Saved data entries
■ ■ ■ ■

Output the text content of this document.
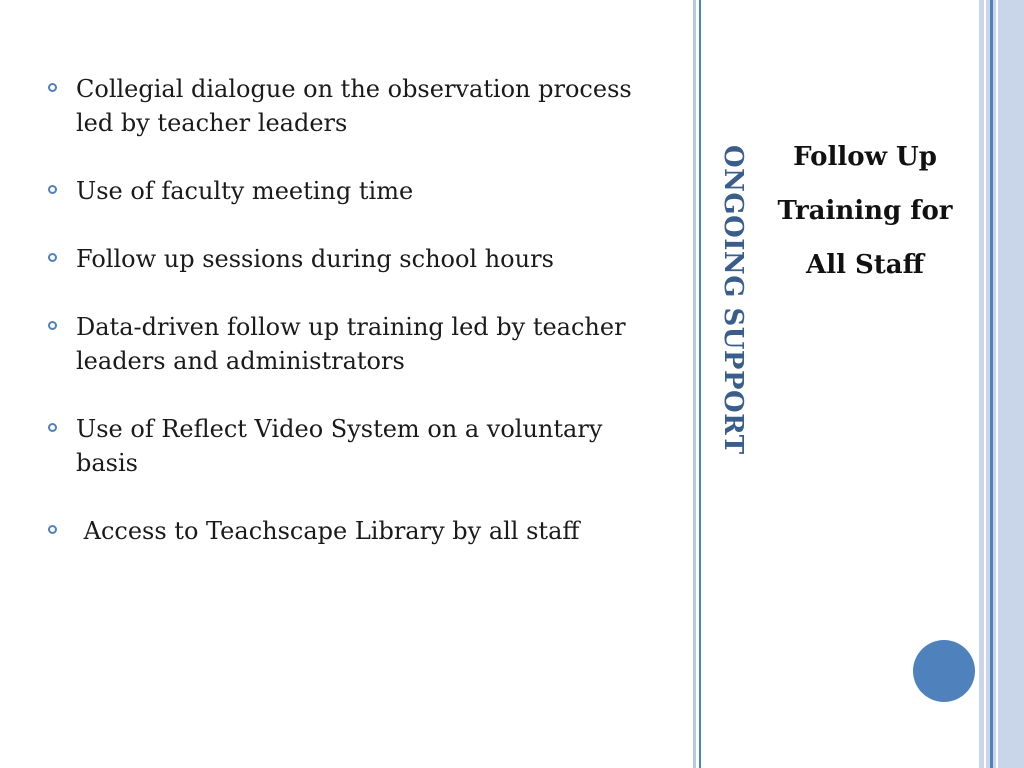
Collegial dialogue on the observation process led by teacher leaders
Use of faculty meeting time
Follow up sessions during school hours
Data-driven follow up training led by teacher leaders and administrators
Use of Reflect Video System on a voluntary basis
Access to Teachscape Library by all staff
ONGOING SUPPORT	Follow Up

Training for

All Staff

■ ■ ■ ■

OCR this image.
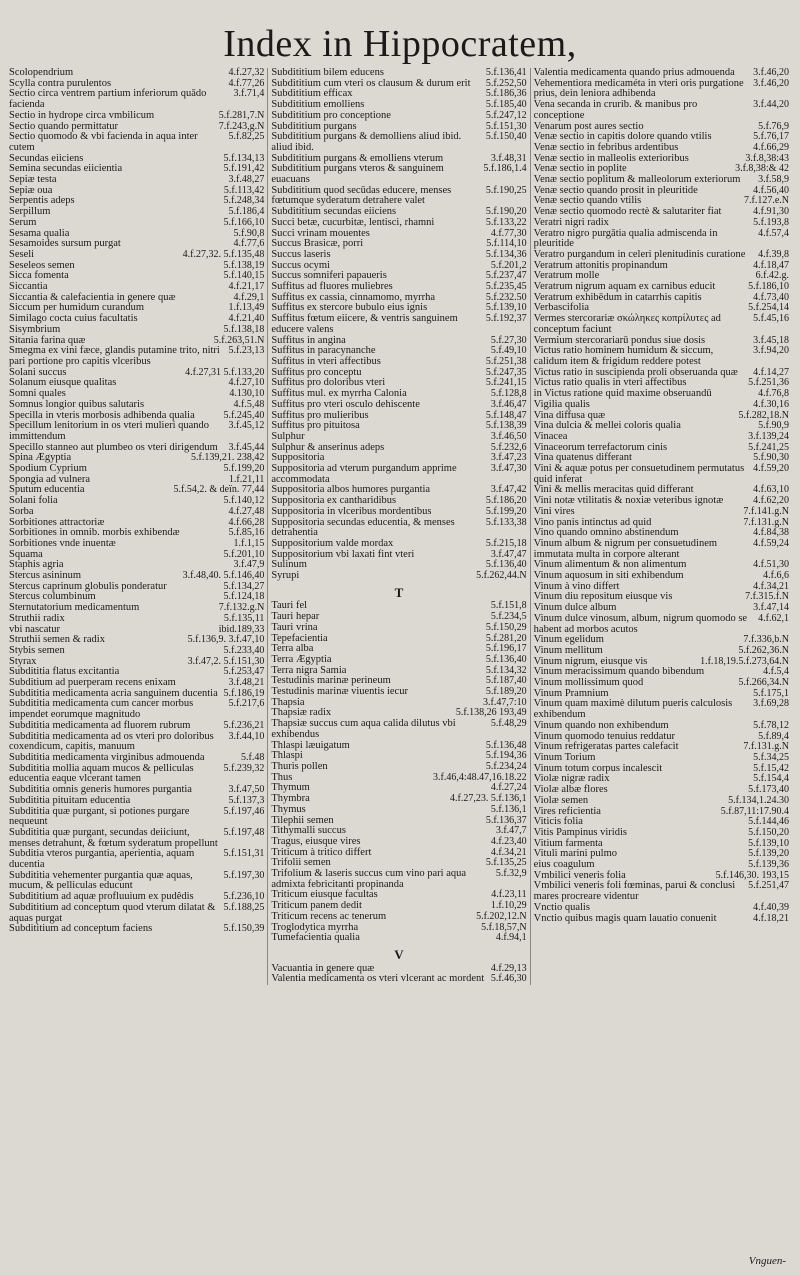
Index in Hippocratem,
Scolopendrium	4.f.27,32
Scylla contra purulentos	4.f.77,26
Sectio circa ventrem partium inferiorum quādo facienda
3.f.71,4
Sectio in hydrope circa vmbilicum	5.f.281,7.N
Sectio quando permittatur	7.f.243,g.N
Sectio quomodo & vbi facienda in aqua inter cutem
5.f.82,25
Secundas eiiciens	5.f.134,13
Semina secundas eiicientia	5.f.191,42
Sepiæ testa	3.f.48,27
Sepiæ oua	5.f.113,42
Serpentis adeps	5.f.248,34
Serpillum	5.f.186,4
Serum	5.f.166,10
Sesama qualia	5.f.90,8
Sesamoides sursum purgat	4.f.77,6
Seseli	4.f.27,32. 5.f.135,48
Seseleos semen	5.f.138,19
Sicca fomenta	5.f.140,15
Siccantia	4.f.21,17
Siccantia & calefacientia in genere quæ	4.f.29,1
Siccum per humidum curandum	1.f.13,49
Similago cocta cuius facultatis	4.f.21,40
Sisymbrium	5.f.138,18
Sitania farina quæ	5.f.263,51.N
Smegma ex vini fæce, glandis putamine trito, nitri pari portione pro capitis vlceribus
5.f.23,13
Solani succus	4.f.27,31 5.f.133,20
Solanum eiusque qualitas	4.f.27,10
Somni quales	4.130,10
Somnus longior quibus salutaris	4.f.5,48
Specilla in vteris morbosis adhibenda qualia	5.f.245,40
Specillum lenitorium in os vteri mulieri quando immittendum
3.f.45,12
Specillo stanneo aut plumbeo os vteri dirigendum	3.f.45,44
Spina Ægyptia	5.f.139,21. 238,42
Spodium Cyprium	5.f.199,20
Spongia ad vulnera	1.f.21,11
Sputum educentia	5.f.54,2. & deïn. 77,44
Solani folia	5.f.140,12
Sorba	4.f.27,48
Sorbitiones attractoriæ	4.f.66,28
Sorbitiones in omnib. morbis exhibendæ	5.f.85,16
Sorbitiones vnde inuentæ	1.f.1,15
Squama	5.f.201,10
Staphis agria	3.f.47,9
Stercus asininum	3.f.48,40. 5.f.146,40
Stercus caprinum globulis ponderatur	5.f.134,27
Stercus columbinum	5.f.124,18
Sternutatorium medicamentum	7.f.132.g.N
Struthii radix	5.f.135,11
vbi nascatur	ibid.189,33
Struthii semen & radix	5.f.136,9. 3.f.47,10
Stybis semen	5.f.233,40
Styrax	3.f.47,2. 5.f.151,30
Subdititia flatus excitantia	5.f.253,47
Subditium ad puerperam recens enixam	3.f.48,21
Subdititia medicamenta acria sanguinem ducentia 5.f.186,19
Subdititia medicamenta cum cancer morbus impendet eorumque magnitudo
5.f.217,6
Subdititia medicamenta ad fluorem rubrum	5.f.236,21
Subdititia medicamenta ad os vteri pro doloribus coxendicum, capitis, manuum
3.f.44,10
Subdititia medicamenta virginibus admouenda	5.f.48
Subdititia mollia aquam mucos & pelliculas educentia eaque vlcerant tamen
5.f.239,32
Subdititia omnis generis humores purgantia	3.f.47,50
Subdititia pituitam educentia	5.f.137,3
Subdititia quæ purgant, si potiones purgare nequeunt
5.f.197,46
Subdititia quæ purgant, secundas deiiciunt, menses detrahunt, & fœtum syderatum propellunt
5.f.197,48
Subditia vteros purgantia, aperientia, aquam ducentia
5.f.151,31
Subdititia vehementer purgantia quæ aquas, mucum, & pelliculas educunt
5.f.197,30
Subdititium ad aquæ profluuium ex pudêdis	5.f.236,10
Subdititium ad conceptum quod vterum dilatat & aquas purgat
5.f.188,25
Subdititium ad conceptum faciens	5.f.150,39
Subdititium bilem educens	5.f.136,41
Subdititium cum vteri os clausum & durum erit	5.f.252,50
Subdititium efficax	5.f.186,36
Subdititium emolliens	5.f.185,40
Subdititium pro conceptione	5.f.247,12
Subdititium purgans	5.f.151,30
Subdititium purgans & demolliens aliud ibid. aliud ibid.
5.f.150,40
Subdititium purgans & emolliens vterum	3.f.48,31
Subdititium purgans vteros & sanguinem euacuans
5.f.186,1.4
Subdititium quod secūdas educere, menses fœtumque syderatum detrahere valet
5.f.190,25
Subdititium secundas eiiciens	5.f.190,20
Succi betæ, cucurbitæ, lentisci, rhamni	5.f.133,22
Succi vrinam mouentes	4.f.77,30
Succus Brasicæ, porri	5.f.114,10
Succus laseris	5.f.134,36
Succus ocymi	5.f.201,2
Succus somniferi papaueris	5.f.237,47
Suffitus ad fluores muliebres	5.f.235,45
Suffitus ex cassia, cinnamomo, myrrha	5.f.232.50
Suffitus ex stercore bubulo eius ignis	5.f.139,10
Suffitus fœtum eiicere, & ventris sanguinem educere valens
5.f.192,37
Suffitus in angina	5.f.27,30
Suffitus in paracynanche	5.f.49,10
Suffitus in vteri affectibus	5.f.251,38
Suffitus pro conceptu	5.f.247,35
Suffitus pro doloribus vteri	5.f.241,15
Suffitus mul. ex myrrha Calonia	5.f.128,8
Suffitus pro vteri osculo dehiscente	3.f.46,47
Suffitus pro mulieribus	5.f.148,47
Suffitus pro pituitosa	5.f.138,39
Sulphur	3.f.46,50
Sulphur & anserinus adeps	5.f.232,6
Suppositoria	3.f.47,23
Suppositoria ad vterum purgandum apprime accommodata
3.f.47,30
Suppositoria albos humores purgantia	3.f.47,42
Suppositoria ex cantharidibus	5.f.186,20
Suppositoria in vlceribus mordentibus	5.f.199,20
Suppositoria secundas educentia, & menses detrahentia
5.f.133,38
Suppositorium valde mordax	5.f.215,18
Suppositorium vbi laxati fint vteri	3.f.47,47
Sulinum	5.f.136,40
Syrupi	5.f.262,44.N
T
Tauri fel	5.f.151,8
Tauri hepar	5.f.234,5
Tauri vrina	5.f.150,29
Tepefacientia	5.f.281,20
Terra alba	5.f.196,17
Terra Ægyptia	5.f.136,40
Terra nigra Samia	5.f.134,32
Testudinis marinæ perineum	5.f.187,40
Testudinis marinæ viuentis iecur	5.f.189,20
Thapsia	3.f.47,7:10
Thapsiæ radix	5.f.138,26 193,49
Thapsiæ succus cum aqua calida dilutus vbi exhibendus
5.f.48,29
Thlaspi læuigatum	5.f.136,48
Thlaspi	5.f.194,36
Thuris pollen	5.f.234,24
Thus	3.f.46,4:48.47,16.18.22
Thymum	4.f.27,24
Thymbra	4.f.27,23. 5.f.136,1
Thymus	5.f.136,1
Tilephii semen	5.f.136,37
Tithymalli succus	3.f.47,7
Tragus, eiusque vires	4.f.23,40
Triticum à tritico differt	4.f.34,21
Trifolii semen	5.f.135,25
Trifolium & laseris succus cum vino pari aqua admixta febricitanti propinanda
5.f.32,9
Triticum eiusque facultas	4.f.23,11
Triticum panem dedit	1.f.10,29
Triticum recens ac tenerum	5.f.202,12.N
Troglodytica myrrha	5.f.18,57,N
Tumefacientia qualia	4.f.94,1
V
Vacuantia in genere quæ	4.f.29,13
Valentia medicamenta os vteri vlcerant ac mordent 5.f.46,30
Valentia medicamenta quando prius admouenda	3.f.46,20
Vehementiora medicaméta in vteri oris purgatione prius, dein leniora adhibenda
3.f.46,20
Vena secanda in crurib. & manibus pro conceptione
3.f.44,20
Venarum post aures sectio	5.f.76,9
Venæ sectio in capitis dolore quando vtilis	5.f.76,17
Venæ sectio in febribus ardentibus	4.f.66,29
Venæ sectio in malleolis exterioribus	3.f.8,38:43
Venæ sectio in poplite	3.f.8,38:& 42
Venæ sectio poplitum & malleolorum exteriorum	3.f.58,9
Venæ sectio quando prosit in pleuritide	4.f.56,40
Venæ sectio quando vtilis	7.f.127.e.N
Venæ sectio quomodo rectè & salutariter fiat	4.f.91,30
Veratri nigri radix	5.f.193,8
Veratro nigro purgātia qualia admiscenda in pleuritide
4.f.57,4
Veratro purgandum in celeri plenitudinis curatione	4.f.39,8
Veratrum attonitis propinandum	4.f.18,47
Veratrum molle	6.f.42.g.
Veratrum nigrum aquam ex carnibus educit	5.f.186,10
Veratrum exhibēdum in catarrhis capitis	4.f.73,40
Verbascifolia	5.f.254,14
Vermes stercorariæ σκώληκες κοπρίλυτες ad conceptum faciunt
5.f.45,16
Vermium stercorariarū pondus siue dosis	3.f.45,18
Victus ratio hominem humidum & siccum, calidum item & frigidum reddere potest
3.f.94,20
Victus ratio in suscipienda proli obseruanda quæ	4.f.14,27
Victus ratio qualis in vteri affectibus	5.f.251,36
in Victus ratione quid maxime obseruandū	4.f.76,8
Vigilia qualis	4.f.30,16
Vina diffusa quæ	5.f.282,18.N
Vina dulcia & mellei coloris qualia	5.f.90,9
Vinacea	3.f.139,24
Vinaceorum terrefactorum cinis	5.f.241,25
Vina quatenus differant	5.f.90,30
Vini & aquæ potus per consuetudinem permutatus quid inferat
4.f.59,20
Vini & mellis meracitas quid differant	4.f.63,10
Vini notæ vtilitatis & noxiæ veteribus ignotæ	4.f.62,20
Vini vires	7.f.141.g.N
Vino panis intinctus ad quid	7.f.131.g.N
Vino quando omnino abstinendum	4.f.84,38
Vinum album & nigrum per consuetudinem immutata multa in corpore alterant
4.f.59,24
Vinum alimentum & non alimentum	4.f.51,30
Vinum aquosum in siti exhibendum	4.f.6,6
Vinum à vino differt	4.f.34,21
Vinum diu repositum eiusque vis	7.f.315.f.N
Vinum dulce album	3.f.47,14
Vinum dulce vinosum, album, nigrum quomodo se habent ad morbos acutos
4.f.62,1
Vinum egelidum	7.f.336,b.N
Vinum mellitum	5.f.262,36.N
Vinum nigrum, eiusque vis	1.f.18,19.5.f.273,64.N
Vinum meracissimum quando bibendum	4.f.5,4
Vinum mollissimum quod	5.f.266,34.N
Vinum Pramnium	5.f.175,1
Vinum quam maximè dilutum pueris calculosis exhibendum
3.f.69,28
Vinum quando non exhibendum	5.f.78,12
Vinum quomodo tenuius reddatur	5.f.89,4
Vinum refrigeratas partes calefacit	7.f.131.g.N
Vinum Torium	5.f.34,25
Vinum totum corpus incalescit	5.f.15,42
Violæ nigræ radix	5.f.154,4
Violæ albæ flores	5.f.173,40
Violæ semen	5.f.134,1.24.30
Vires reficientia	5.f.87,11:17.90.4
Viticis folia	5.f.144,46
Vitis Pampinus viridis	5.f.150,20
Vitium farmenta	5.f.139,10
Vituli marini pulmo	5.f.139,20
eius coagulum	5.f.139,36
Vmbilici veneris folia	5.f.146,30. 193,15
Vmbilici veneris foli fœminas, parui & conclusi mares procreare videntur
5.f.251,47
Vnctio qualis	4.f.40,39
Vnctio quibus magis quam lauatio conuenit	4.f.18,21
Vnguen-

■ ■ ■ ■

Brief >>
State only how many lines in the material include "Siccantia".

Complete response >>
2